Given instruction: In the material below, the lines containing the word "ylabel" are required; copy each of them.

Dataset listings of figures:
========
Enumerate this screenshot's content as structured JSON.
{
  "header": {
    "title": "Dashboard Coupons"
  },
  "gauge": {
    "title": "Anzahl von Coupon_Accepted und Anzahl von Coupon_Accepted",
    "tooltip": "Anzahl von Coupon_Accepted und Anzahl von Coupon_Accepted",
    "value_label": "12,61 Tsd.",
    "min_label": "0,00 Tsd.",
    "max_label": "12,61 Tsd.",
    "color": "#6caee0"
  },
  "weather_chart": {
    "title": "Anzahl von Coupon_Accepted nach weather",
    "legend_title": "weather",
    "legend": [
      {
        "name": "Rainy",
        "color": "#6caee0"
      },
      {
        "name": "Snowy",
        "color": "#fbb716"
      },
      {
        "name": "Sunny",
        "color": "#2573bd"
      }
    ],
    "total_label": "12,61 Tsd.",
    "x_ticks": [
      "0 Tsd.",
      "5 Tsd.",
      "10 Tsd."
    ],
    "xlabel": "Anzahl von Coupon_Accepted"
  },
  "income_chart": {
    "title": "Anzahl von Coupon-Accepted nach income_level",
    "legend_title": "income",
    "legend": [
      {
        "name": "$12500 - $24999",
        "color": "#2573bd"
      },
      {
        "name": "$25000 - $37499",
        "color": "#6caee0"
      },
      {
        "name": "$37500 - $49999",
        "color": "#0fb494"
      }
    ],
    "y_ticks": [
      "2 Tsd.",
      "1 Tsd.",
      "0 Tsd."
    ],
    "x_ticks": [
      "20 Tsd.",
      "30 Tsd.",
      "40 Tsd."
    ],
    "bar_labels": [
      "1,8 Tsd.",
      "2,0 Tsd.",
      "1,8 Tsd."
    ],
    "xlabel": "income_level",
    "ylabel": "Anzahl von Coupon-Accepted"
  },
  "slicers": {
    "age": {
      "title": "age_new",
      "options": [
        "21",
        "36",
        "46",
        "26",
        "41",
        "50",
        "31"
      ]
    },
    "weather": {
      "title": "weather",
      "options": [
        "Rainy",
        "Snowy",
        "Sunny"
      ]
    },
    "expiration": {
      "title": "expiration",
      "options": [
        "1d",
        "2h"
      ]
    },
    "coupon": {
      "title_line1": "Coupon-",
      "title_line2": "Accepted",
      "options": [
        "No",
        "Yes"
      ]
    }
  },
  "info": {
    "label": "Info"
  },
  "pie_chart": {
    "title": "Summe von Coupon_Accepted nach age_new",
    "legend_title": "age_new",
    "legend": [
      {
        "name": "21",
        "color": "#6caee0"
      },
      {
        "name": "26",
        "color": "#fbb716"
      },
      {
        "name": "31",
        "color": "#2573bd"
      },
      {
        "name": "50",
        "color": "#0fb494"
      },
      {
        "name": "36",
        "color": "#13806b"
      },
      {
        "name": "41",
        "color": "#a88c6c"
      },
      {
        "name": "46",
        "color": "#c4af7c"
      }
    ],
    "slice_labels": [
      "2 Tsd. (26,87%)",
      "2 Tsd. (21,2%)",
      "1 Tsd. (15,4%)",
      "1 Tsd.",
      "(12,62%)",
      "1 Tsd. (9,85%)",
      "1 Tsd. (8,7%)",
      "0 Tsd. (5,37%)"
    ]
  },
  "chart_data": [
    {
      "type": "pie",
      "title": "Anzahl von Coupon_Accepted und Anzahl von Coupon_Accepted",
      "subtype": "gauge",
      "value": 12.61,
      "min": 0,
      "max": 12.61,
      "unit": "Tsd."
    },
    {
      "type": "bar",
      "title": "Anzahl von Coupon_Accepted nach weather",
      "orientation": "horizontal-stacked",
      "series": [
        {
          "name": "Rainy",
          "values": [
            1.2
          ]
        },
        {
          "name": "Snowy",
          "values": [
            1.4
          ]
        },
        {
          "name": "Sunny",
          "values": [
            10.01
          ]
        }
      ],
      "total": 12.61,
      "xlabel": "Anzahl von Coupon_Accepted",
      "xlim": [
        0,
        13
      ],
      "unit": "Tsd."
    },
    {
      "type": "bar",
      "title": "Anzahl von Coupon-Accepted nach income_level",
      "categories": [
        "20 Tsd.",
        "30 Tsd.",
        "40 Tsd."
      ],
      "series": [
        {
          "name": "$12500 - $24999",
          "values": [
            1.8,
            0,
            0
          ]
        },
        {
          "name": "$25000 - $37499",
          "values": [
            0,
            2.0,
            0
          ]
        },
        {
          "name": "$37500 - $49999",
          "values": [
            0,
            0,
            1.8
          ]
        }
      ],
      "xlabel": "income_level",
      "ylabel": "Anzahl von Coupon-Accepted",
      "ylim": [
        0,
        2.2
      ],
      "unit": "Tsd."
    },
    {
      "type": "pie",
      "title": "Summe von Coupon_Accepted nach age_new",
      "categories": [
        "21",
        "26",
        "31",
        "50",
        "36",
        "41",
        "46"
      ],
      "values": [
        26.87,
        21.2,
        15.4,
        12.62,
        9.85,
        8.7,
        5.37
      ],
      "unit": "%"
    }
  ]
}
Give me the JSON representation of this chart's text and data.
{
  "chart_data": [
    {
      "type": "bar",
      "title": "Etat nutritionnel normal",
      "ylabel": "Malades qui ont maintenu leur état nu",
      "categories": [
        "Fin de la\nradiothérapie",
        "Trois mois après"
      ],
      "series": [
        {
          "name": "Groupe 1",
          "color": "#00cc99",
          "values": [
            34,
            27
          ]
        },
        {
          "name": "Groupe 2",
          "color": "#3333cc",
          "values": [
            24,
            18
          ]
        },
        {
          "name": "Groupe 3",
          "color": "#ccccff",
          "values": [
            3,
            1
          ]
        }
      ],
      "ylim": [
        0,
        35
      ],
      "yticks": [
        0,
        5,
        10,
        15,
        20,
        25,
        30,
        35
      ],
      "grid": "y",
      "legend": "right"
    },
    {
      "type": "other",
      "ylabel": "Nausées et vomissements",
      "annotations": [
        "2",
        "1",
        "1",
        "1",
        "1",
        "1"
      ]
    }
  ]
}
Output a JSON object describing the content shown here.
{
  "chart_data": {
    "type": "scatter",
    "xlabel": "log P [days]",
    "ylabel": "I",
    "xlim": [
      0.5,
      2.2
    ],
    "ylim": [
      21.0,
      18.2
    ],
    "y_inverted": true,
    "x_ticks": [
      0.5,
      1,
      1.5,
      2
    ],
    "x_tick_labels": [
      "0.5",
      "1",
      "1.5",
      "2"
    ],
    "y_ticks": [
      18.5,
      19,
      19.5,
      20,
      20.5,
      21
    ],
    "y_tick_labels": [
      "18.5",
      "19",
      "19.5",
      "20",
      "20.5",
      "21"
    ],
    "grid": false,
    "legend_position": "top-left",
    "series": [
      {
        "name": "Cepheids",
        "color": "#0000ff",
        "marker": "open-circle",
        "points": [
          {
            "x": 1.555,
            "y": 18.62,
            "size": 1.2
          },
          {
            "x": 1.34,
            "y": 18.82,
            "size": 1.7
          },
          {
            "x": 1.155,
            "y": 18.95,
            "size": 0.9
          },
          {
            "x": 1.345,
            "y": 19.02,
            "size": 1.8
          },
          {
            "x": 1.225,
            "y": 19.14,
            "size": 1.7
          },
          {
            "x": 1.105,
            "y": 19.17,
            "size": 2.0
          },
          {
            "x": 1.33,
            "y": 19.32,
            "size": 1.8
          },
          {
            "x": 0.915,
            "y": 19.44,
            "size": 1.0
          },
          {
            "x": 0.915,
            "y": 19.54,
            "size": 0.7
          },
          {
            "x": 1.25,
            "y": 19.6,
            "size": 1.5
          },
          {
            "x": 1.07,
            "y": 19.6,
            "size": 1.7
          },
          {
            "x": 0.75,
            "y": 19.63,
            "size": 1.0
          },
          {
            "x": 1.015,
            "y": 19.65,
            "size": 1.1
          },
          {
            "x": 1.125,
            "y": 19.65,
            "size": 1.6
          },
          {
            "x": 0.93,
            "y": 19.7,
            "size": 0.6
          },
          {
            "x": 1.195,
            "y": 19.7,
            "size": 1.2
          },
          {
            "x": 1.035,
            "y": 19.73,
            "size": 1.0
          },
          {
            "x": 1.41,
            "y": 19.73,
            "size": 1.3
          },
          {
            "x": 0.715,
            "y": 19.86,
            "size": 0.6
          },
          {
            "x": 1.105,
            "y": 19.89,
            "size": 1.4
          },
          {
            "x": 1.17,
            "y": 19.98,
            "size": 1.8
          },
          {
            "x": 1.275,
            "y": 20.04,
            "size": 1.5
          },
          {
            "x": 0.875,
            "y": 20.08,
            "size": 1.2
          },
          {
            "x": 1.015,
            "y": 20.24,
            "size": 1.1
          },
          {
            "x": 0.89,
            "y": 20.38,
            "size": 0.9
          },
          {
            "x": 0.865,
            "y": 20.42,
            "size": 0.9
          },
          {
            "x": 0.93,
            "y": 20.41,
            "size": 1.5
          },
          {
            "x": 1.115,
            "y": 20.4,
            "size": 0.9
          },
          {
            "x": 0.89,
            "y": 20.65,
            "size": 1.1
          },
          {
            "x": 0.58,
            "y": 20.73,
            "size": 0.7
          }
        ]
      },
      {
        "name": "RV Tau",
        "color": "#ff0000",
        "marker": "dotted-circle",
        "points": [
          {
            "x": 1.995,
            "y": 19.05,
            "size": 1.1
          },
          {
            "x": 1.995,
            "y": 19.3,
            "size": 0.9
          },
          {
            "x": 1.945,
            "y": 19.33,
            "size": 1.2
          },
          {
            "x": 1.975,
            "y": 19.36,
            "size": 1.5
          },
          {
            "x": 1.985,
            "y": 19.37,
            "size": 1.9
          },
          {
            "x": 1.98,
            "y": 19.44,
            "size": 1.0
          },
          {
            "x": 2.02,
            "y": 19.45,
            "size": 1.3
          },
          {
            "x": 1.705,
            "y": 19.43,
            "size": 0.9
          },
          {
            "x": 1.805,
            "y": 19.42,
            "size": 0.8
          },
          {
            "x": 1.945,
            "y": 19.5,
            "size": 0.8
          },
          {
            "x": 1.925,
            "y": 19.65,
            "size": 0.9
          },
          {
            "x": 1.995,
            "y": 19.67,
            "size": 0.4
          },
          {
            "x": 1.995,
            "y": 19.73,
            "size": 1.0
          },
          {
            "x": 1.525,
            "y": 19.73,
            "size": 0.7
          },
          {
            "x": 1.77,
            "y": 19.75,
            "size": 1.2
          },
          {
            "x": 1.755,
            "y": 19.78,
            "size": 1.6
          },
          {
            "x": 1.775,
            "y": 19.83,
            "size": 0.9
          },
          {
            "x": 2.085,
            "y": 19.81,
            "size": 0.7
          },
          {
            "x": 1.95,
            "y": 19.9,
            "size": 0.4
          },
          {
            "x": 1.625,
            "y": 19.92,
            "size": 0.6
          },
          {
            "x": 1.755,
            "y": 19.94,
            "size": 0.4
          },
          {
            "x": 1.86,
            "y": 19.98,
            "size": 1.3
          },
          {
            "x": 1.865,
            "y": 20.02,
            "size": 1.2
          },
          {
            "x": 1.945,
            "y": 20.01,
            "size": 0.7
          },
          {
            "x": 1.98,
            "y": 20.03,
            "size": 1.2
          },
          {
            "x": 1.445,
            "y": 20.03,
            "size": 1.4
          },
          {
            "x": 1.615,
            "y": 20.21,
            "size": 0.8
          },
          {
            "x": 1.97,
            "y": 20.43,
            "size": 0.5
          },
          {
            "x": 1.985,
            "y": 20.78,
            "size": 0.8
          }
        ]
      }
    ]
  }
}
========
Final result:
    "ylabel": "Anzahl von Coupon-Accepted"
      "ylabel": "Anzahl von Coupon-Accepted",
      "ylabel": "Malades qui ont maintenu leur état nu",
      "ylabel": "Nausées et vomissements",
    "ylabel": "I",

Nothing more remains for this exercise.